Exercise:
Repeat the data that follows, word for word, without the images.

Dataset records:
┄┄┄┄┄┄┄┄┄┄┄┄┄┄┄┄┄┄┄┄

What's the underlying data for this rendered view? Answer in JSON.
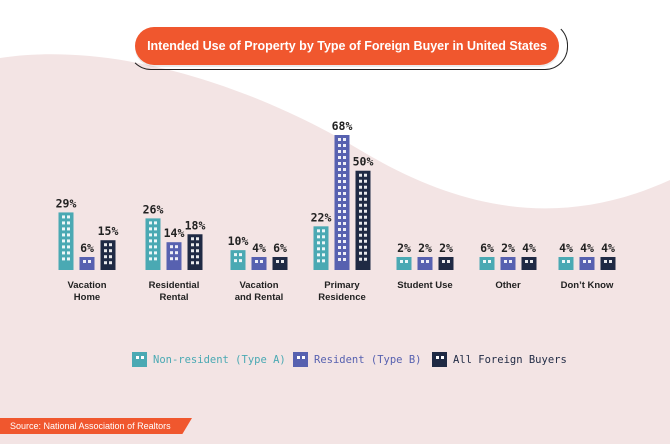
{
  "colors": {
    "background_wave": "#f3e4e4",
    "accent": "#f0572e",
    "non_resident": "#4aa9b3",
    "resident": "#5761b0",
    "all_buyers": "#1f2a44"
  },
  "chart_data": {
    "type": "bar",
    "title": "Intended Use of Property by Type of Foreign Buyer in United States",
    "categories": [
      [
        "Vacation",
        "Home"
      ],
      [
        "Residential",
        "Rental"
      ],
      [
        "Vacation",
        "and Rental"
      ],
      [
        "Primary",
        "Residence"
      ],
      [
        "Student Use"
      ],
      [
        "Other"
      ],
      [
        "Don’t Know"
      ]
    ],
    "series": [
      {
        "name": "Non-resident (Type A)",
        "values": [
          29,
          26,
          10,
          22,
          2,
          6,
          4
        ],
        "labels": [
          "29%",
          "26%",
          "10%",
          "22%",
          "2%",
          "6%",
          "4%"
        ]
      },
      {
        "name": "Resident (Type B)",
        "values": [
          6,
          14,
          4,
          68,
          2,
          2,
          4
        ],
        "labels": [
          "6%",
          "14%",
          "4%",
          "68%",
          "2%",
          "2%",
          "4%"
        ]
      },
      {
        "name": "All Foreign Buyers",
        "values": [
          15,
          18,
          6,
          50,
          2,
          4,
          4
        ],
        "labels": [
          "15%",
          "18%",
          "6%",
          "50%",
          "2%",
          "4%",
          "4%"
        ]
      }
    ],
    "ylim": [
      0,
      68
    ],
    "legend_position": "bottom",
    "grid": false
  },
  "source": "Source: National Association of Realtors"
}
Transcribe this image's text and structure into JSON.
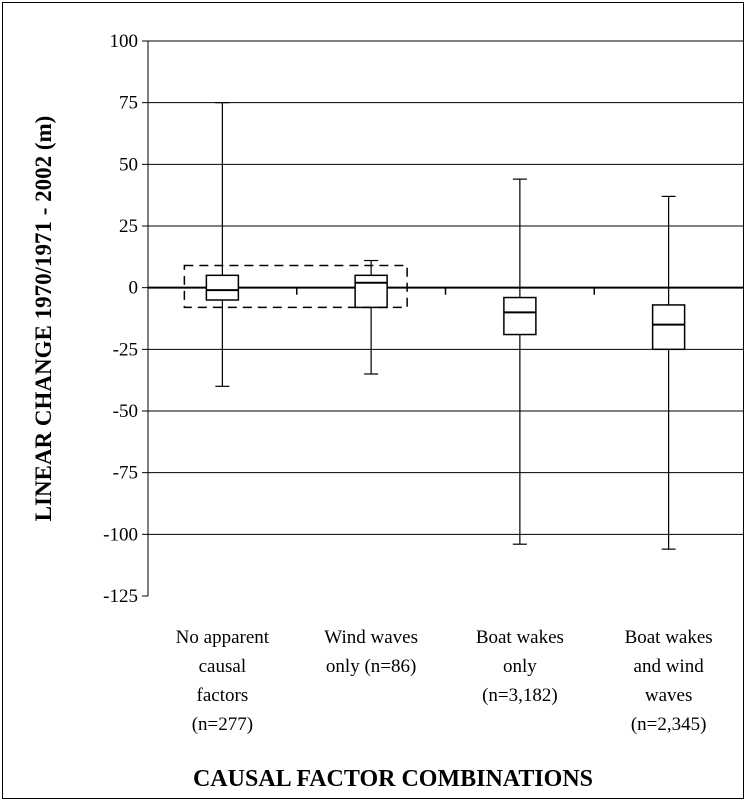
{
  "chart_data": {
    "type": "box",
    "xlabel": "CAUSAL FACTOR COMBINATIONS",
    "ylabel": "LINEAR CHANGE 1970/1971 - 2002 (m)",
    "ylim": [
      -125,
      100
    ],
    "yticks": [
      100,
      75,
      50,
      25,
      0,
      -25,
      -50,
      -75,
      -100,
      -125
    ],
    "grid": true,
    "categories": [
      {
        "label_lines": [
          "No apparent",
          "causal",
          "factors",
          "(n=277)"
        ],
        "min": -40,
        "q1": -5,
        "median": -1,
        "q3": 5,
        "max": 75
      },
      {
        "label_lines": [
          "Wind waves",
          "only (n=86)"
        ],
        "min": -35,
        "q1": -8,
        "median": 2,
        "q3": 5,
        "max": 11
      },
      {
        "label_lines": [
          "Boat wakes",
          "only",
          "(n=3,182)"
        ],
        "min": -104,
        "q1": -19,
        "median": -10,
        "q3": -4,
        "max": 44
      },
      {
        "label_lines": [
          "Boat wakes",
          "and wind",
          "waves",
          "(n=2,345)"
        ],
        "min": -106,
        "q1": -25,
        "median": -15,
        "q3": -7,
        "max": 37
      }
    ],
    "highlight_box": {
      "style": "dashed",
      "categories": [
        0,
        1
      ],
      "ymin": -8,
      "ymax": 9
    }
  }
}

┄┄┄┄┄┄┄┄┄┄┄┄┄┄┄┄┄┄┄┄

Exercise output:
What's the underlying data for this rendered view? Answer in JSON.
{
  "colors": {
    "background_wave": "#f3e4e4",
    "accent": "#f0572e",
    "non_resident": "#4aa9b3",
    "resident": "#5761b0",
    "all_buyers": "#1f2a44"
  },
  "chart_data": {
    "type": "bar",
    "title": "Intended Use of Property by Type of Foreign Buyer in United States",
    "categories": [
      [
        "Vacation",
        "Home"
      ],
      [
        "Residential",
        "Rental"
      ],
      [
        "Vacation",
        "and Rental"
      ],
      [
        "Primary",
        "Residence"
      ],
      [
        "Student Use"
      ],
      [
        "Other"
      ],
      [
        "Don’t Know"
      ]
    ],
    "series": [
      {
        "name": "Non-resident (Type A)",
        "values": [
          29,
          26,
          10,
          22,
          2,
          6,
          4
        ],
        "labels": [
          "29%",
          "26%",
          "10%",
          "22%",
          "2%",
          "6%",
          "4%"
        ]
      },
      {
        "name": "Resident (Type B)",
        "values": [
          6,
          14,
          4,
          68,
          2,
          2,
          4
        ],
        "labels": [
          "6%",
          "14%",
          "4%",
          "68%",
          "2%",
          "2%",
          "4%"
        ]
      },
      {
        "name": "All Foreign Buyers",
        "values": [
          15,
          18,
          6,
          50,
          2,
          4,
          4
        ],
        "labels": [
          "15%",
          "18%",
          "6%",
          "50%",
          "2%",
          "4%",
          "4%"
        ]
      }
    ],
    "ylim": [
      0,
      68
    ],
    "legend_position": "bottom",
    "grid": false
  },
  "source": "Source: National Association of Realtors"
}
Transcribe this image's text and structure into JSON.
{
  "chart_data": {
    "type": "box",
    "xlabel": "CAUSAL FACTOR COMBINATIONS",
    "ylabel": "LINEAR CHANGE 1970/1971 - 2002 (m)",
    "ylim": [
      -125,
      100
    ],
    "yticks": [
      100,
      75,
      50,
      25,
      0,
      -25,
      -50,
      -75,
      -100,
      -125
    ],
    "grid": true,
    "categories": [
      {
        "label_lines": [
          "No apparent",
          "causal",
          "factors",
          "(n=277)"
        ],
        "min": -40,
        "q1": -5,
        "median": -1,
        "q3": 5,
        "max": 75
      },
      {
        "label_lines": [
          "Wind waves",
          "only (n=86)"
        ],
        "min": -35,
        "q1": -8,
        "median": 2,
        "q3": 5,
        "max": 11
      },
      {
        "label_lines": [
          "Boat wakes",
          "only",
          "(n=3,182)"
        ],
        "min": -104,
        "q1": -19,
        "median": -10,
        "q3": -4,
        "max": 44
      },
      {
        "label_lines": [
          "Boat wakes",
          "and wind",
          "waves",
          "(n=2,345)"
        ],
        "min": -106,
        "q1": -25,
        "median": -15,
        "q3": -7,
        "max": 37
      }
    ],
    "highlight_box": {
      "style": "dashed",
      "categories": [
        0,
        1
      ],
      "ymin": -8,
      "ymax": 9
    }
  }
}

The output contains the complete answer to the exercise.